● **WORK TO COMPLETE**
Count the lines in the entries below that contain the string "关于淘宝". Reply with that number alone.

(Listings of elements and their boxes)
::::::::::

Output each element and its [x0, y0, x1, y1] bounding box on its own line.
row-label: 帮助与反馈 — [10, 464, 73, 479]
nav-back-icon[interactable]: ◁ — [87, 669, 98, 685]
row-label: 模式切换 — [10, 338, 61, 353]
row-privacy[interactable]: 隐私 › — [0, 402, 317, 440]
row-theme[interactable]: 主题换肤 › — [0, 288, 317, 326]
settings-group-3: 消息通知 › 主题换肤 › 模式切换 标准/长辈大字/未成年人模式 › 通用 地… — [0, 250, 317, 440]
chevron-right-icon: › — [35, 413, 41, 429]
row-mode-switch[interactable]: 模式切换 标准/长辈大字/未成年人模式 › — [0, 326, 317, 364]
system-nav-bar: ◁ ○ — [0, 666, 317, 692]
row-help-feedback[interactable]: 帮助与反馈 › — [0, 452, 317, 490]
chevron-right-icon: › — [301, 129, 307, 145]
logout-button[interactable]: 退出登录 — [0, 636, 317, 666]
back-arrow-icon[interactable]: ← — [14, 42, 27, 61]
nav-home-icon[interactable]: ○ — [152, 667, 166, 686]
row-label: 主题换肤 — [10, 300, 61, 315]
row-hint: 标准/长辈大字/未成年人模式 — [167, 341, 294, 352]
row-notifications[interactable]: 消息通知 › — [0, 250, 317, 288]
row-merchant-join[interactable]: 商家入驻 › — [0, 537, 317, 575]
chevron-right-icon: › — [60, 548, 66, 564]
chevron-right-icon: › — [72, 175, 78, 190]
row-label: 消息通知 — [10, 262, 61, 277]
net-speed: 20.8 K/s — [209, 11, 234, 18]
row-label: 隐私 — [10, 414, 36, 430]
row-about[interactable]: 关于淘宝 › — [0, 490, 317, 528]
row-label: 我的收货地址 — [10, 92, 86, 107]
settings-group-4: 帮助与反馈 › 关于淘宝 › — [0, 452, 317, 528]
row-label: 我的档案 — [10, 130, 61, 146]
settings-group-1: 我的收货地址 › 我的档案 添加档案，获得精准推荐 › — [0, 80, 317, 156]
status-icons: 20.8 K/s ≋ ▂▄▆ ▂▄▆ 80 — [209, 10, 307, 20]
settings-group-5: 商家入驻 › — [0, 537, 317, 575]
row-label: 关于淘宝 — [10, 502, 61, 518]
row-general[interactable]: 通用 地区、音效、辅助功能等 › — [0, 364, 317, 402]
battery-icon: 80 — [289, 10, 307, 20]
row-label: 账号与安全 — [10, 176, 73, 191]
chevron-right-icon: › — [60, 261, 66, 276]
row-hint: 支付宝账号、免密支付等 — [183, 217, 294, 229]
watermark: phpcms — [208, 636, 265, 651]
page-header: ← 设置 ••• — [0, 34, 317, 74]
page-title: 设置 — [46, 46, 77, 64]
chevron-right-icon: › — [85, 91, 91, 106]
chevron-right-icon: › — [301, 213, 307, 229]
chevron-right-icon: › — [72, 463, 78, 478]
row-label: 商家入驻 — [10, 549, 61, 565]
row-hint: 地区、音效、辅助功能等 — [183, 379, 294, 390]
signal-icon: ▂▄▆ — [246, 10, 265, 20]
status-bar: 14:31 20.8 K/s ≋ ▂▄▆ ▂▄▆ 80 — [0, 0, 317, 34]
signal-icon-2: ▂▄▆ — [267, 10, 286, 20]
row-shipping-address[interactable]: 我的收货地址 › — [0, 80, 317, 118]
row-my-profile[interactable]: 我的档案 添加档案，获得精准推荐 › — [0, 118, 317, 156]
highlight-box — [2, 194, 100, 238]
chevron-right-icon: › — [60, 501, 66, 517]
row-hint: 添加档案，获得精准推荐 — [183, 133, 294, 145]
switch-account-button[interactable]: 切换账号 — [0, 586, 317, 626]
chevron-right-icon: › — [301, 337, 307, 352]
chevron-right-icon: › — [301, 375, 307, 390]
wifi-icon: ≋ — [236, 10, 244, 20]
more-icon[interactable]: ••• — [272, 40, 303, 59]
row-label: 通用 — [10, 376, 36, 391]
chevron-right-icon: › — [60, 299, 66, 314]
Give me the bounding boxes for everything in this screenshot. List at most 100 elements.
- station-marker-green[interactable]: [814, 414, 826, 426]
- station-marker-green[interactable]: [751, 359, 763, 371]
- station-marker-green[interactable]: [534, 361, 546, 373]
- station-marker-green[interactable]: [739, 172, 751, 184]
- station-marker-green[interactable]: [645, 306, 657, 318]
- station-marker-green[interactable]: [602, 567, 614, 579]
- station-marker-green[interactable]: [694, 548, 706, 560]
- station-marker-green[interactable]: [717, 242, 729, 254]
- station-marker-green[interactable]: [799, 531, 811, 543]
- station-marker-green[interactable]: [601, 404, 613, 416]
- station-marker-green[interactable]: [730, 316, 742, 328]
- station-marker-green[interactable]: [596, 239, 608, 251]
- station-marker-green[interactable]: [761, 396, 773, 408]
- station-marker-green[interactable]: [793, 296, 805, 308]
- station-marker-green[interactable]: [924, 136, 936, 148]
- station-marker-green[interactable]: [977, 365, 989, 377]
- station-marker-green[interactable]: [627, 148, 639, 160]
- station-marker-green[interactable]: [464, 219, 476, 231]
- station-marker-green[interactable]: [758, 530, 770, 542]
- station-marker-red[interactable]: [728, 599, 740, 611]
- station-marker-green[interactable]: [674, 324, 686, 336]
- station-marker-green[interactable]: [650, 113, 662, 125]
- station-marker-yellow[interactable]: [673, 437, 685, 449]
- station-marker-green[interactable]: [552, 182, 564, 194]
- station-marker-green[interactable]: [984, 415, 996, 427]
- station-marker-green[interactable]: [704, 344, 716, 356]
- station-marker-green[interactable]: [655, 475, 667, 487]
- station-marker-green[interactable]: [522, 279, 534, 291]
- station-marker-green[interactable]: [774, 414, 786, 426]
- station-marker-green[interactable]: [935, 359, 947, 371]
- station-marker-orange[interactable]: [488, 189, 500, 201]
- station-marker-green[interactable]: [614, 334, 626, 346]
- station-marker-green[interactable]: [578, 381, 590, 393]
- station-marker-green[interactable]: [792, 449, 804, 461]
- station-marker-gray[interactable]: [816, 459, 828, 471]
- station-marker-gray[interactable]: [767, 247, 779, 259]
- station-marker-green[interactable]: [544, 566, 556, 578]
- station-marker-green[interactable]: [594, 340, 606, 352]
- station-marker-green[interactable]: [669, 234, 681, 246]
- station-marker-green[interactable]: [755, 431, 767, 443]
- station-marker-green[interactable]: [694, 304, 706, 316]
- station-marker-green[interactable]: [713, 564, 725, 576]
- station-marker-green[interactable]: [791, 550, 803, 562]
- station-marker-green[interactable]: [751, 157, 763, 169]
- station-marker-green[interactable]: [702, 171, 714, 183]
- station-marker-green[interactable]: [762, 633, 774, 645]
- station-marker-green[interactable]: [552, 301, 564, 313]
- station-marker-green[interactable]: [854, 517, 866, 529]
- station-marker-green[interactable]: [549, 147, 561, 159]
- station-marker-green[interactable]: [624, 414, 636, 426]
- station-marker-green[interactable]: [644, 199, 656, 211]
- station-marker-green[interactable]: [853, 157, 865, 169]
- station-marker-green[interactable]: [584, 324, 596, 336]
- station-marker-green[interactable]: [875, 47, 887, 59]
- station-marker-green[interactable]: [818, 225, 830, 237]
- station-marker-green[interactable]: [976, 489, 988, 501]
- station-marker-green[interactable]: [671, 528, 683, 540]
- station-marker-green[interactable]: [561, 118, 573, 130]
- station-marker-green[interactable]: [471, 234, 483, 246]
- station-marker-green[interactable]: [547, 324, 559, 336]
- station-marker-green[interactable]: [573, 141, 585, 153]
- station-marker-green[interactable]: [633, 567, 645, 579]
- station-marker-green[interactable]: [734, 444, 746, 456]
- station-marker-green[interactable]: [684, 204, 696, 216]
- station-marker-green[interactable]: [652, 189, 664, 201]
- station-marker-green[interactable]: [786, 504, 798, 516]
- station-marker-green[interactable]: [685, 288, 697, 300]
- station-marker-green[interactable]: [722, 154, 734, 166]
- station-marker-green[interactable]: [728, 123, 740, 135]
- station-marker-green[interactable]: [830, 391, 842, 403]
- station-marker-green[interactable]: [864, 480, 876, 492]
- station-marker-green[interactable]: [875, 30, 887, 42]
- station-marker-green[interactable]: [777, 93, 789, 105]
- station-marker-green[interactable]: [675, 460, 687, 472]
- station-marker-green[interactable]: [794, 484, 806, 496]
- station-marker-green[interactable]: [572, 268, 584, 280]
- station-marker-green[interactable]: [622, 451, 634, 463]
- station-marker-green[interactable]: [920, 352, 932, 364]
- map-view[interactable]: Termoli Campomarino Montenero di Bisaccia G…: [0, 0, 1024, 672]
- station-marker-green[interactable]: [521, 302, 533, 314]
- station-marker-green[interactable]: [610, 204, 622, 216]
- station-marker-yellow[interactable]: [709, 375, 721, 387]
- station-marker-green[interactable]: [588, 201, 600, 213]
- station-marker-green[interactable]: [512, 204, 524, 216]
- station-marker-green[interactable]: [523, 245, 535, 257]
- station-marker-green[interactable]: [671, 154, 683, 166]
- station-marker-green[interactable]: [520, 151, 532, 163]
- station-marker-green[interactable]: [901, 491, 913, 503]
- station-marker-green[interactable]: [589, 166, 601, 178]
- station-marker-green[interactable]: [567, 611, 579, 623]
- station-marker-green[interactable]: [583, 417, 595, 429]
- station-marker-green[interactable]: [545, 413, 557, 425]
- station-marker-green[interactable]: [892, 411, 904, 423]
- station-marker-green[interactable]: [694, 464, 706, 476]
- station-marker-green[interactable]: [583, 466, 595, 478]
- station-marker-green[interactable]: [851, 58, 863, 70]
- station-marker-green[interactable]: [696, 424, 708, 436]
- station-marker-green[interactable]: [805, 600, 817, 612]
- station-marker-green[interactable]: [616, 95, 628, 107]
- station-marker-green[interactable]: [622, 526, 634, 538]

::::::::::

● **RESULT FOR THIS EXERCISE**
3